Return all lines from the listing below in which the string "район" occurs.

═══ Material for the task

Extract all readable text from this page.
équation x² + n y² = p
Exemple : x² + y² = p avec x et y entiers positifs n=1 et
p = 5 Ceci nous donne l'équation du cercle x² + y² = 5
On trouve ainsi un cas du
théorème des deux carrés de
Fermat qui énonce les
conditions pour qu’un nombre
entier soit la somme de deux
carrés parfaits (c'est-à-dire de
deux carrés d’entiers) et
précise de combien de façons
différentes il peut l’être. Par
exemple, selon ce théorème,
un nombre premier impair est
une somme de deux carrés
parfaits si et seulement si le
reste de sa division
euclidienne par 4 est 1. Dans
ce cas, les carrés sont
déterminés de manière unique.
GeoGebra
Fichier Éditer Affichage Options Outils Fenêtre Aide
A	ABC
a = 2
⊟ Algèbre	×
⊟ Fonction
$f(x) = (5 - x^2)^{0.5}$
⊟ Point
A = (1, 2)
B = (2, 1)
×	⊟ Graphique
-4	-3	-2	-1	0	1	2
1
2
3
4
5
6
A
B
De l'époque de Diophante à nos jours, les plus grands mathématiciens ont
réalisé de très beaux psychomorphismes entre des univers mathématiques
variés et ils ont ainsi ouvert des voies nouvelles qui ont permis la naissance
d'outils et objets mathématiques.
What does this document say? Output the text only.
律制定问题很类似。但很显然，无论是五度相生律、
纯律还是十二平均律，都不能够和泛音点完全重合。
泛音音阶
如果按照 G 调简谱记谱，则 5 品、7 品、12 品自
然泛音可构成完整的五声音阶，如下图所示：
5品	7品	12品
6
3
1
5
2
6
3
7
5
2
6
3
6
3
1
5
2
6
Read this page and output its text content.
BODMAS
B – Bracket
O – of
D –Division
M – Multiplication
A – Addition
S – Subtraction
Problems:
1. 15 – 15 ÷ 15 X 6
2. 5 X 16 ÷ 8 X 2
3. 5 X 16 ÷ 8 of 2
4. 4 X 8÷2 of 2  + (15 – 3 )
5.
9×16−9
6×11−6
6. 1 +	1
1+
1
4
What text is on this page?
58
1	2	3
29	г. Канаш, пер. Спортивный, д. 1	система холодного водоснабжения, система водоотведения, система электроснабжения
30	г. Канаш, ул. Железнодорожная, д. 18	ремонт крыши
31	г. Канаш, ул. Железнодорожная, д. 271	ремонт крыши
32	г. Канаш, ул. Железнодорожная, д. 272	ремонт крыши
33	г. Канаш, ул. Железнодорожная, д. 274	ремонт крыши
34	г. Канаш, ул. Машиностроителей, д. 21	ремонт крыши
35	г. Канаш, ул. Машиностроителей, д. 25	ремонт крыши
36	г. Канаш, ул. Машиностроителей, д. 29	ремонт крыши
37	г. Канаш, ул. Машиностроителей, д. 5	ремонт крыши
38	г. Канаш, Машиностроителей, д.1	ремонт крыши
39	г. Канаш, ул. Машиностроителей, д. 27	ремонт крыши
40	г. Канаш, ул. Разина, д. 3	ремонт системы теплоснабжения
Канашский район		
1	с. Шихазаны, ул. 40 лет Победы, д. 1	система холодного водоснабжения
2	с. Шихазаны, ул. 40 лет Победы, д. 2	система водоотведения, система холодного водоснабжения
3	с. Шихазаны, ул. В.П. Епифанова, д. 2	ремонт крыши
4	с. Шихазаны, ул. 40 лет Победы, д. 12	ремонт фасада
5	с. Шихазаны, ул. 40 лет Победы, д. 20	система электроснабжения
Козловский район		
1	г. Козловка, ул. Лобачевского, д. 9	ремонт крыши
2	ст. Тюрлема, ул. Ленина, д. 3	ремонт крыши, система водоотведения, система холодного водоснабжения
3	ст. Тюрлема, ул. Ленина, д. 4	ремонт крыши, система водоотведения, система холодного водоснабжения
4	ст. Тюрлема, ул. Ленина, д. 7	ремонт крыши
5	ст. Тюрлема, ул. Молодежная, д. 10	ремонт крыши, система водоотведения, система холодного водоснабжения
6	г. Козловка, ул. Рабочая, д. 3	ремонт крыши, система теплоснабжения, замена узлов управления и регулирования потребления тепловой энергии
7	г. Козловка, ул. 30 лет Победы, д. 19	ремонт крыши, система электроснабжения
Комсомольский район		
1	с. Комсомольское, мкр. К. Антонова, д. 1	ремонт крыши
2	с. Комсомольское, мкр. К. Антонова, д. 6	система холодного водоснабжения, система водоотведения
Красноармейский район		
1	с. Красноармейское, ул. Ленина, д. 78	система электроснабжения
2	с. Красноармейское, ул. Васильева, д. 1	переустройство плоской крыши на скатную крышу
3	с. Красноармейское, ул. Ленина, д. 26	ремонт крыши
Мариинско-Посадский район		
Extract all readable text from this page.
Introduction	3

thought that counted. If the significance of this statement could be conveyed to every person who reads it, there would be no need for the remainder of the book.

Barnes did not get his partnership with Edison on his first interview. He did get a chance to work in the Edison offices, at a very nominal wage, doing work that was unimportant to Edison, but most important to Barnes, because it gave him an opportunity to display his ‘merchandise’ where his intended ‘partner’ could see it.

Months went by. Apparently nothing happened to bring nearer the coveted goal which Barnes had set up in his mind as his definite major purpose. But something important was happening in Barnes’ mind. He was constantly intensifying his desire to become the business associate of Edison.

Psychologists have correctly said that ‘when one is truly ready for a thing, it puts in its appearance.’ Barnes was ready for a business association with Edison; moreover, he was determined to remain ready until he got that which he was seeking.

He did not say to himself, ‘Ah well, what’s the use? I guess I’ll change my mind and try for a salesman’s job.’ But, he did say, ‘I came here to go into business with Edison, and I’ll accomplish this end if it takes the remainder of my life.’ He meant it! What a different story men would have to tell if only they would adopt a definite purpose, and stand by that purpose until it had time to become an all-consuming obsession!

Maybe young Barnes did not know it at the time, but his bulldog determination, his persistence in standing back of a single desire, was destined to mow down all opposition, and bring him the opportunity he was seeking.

══════

**Task answer:**
Канашский район		
Козловский район		
Комсомольский район		
Красноармейский район		
Мариинско-Посадский район		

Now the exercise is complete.